[Dataset entries]
• • • • •
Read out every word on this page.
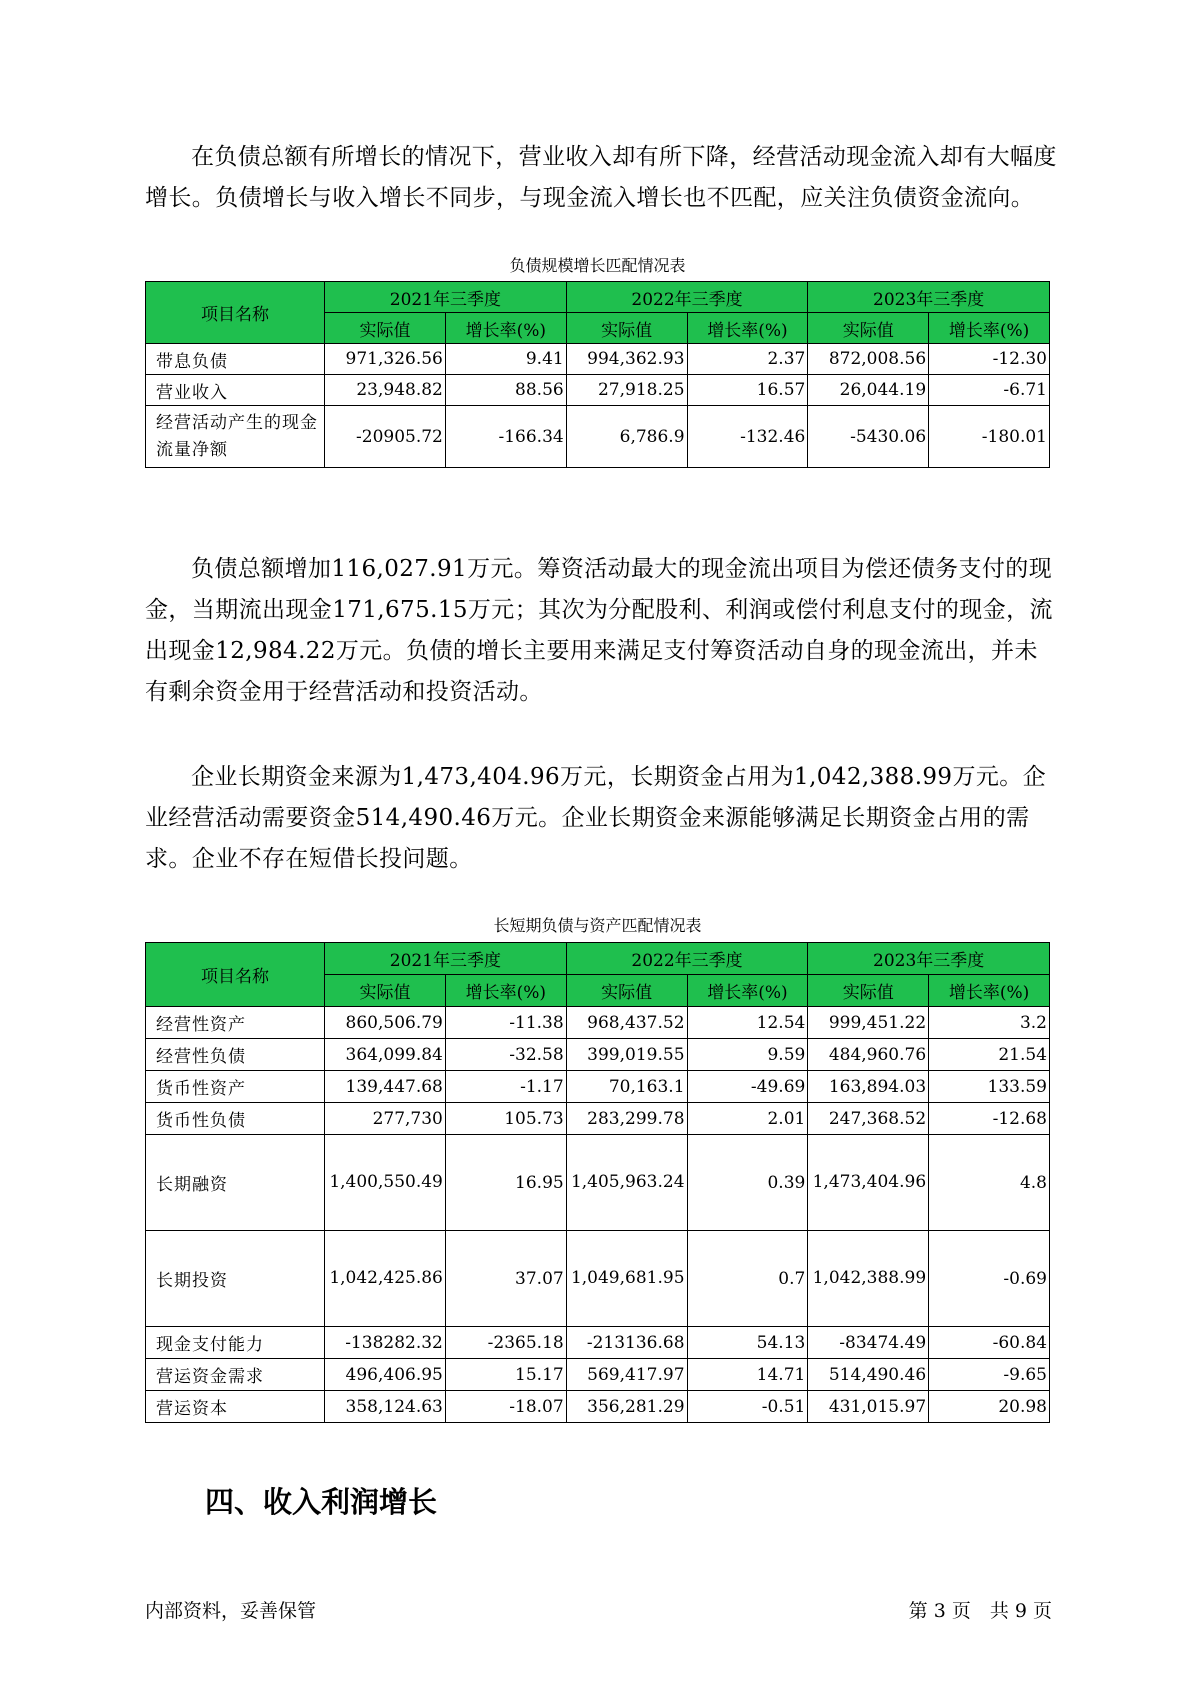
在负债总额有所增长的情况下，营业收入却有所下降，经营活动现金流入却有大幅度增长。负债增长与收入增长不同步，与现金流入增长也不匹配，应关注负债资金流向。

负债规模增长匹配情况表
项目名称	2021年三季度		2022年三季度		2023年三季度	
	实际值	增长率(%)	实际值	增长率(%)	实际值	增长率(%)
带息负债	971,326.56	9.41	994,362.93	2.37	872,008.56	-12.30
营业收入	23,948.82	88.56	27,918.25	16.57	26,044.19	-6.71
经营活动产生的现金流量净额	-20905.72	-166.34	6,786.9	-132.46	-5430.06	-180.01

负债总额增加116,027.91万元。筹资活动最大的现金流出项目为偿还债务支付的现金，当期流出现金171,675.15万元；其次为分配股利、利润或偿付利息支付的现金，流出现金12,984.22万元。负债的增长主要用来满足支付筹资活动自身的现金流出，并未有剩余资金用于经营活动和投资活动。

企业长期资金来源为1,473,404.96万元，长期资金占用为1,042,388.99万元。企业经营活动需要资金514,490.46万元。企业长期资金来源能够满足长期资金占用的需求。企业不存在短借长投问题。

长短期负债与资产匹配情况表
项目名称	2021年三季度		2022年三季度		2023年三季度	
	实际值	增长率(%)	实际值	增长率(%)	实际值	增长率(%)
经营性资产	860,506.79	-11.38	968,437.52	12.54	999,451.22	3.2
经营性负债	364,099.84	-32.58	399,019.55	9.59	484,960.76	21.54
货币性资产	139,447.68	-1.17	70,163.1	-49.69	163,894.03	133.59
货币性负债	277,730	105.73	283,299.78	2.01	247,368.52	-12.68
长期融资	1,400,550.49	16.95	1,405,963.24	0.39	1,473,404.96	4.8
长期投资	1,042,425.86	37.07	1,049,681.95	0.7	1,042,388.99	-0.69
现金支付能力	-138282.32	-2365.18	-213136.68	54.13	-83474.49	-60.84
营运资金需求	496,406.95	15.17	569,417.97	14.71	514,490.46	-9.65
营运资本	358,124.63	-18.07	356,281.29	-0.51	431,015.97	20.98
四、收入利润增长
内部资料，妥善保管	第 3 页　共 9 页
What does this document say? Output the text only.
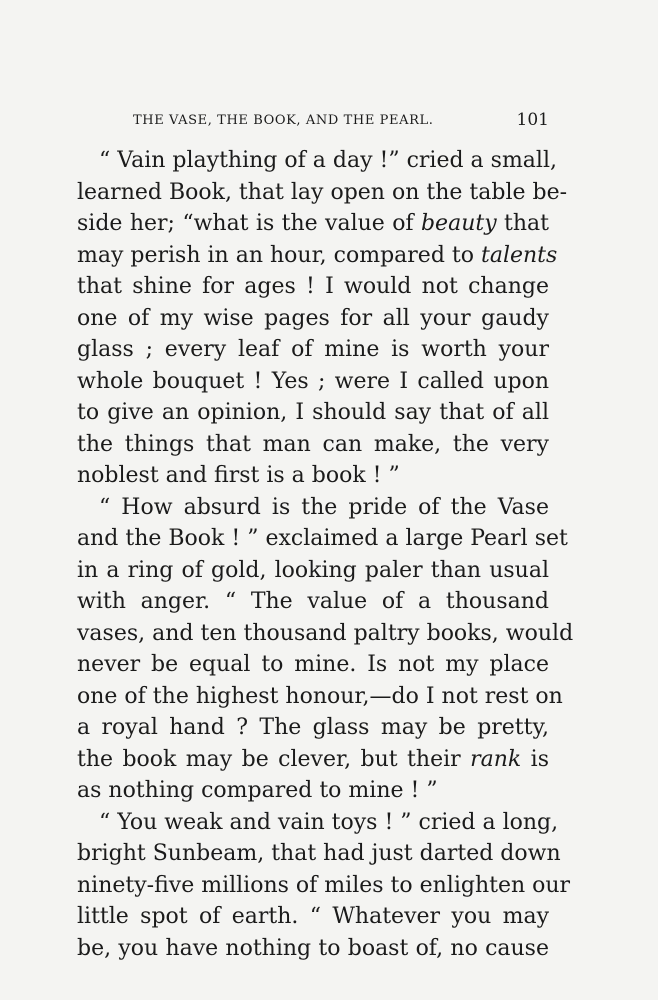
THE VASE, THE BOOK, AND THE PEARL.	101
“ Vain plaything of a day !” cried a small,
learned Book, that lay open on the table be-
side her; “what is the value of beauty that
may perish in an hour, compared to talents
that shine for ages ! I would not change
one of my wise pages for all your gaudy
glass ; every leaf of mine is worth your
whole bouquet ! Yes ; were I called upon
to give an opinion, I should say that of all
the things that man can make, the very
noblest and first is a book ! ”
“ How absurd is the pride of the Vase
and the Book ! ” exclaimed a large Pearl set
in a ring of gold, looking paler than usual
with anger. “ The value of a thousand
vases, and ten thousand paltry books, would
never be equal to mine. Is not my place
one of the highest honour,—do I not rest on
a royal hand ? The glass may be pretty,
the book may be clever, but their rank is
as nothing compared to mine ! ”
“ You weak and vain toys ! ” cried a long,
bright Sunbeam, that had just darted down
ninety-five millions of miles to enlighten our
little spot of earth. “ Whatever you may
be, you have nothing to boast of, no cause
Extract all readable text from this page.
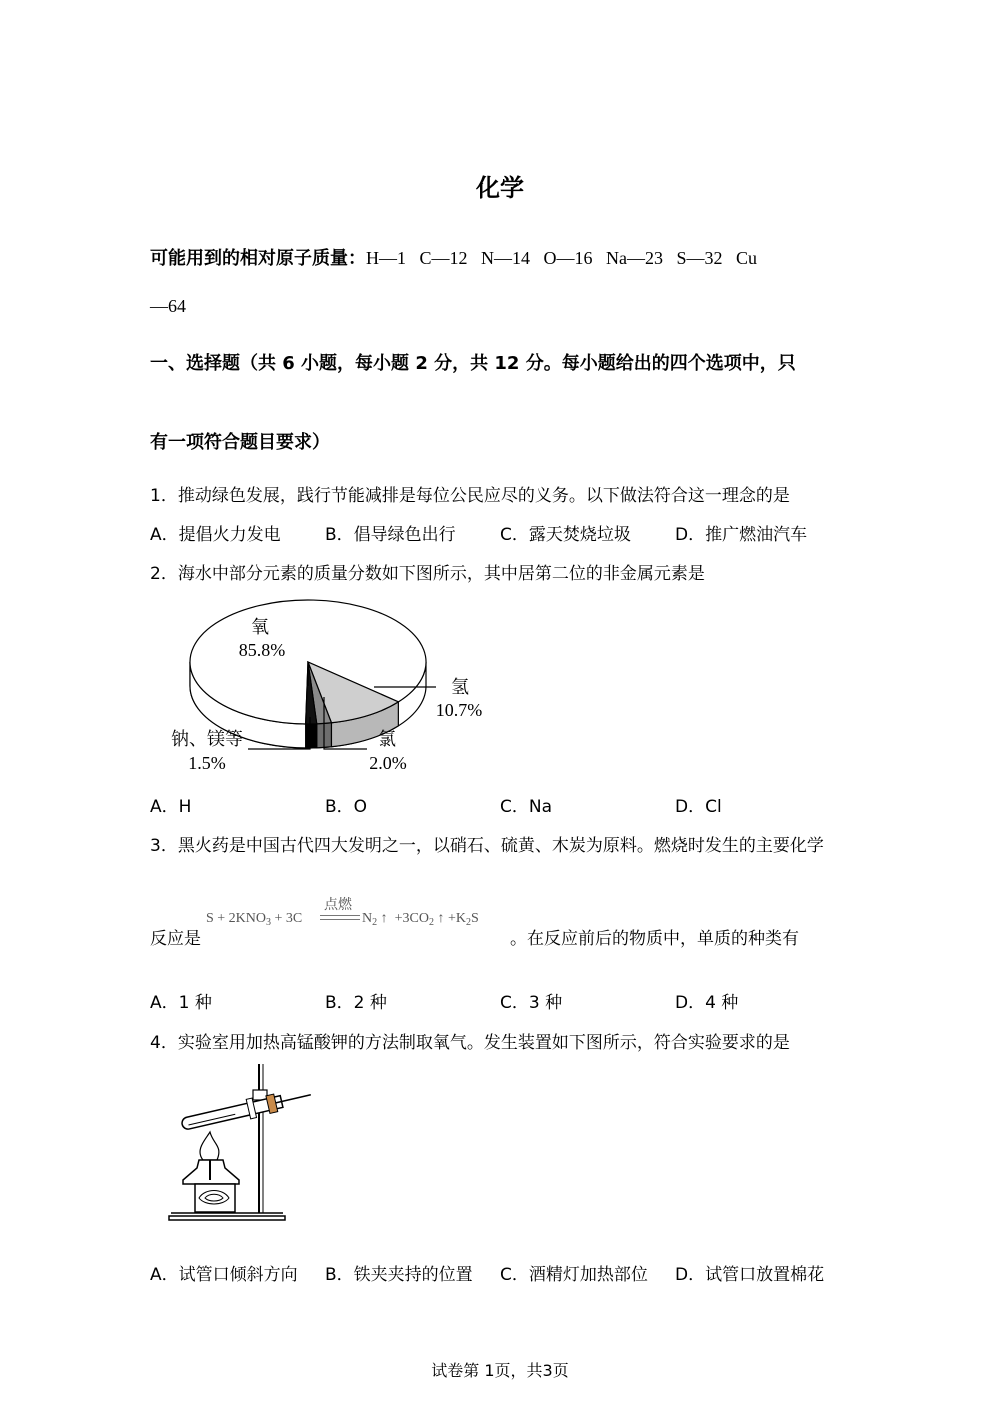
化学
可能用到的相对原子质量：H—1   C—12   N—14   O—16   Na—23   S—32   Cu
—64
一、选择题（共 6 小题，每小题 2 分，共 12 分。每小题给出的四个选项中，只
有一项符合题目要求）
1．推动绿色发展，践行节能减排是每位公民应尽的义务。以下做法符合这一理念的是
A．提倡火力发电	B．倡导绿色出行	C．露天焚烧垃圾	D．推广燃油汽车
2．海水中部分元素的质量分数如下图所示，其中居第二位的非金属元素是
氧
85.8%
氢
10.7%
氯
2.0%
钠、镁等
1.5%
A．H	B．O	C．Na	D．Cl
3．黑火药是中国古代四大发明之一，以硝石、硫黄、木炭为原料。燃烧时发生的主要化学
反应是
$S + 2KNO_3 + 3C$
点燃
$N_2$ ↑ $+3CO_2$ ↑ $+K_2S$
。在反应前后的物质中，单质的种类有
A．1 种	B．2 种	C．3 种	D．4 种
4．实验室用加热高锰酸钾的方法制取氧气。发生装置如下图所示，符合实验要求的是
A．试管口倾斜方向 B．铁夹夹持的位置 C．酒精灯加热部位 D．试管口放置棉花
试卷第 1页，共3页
• • • • •
Goal ▸
Repeat verbatim the lines from the one holding "What does this" through the end of the listing above, both ends included, but not the pictures.

Written solution ▸
What does this document say? Output the text only.
THE VASE, THE BOOK, AND THE PEARL.	101
“ Vain plaything of a day !” cried a small,
learned Book, that lay open on the table be-
side her; “what is the value of beauty that
may perish in an hour, compared to talents
that shine for ages ! I would not change
one of my wise pages for all your gaudy
glass ; every leaf of mine is worth your
whole bouquet ! Yes ; were I called upon
to give an opinion, I should say that of all
the things that man can make, the very
noblest and first is a book ! ”
“ How absurd is the pride of the Vase
and the Book ! ” exclaimed a large Pearl set
in a ring of gold, looking paler than usual
with anger. “ The value of a thousand
vases, and ten thousand paltry books, would
never be equal to mine. Is not my place
one of the highest honour,—do I not rest on
a royal hand ? The glass may be pretty,
the book may be clever, but their rank is
as nothing compared to mine ! ”
“ You weak and vain toys ! ” cried a long,
bright Sunbeam, that had just darted down
ninety-five millions of miles to enlighten our
little spot of earth. “ Whatever you may
be, you have nothing to boast of, no cause
Extract all readable text from this page.
化学
可能用到的相对原子质量：H—1   C—12   N—14   O—16   Na—23   S—32   Cu
—64
一、选择题（共 6 小题，每小题 2 分，共 12 分。每小题给出的四个选项中，只
有一项符合题目要求）
1．推动绿色发展，践行节能减排是每位公民应尽的义务。以下做法符合这一理念的是
A．提倡火力发电	B．倡导绿色出行	C．露天焚烧垃圾	D．推广燃油汽车
2．海水中部分元素的质量分数如下图所示，其中居第二位的非金属元素是
氧
85.8%
氢
10.7%
氯
2.0%
钠、镁等
1.5%
A．H	B．O	C．Na	D．Cl
3．黑火药是中国古代四大发明之一，以硝石、硫黄、木炭为原料。燃烧时发生的主要化学
反应是
$S + 2KNO_3 + 3C$
点燃
$N_2$ ↑ $+3CO_2$ ↑ $+K_2S$
。在反应前后的物质中，单质的种类有
A．1 种	B．2 种	C．3 种	D．4 种
4．实验室用加热高锰酸钾的方法制取氧气。发生装置如下图所示，符合实验要求的是
A．试管口倾斜方向 B．铁夹夹持的位置 C．酒精灯加热部位 D．试管口放置棉花
试卷第 1页，共3页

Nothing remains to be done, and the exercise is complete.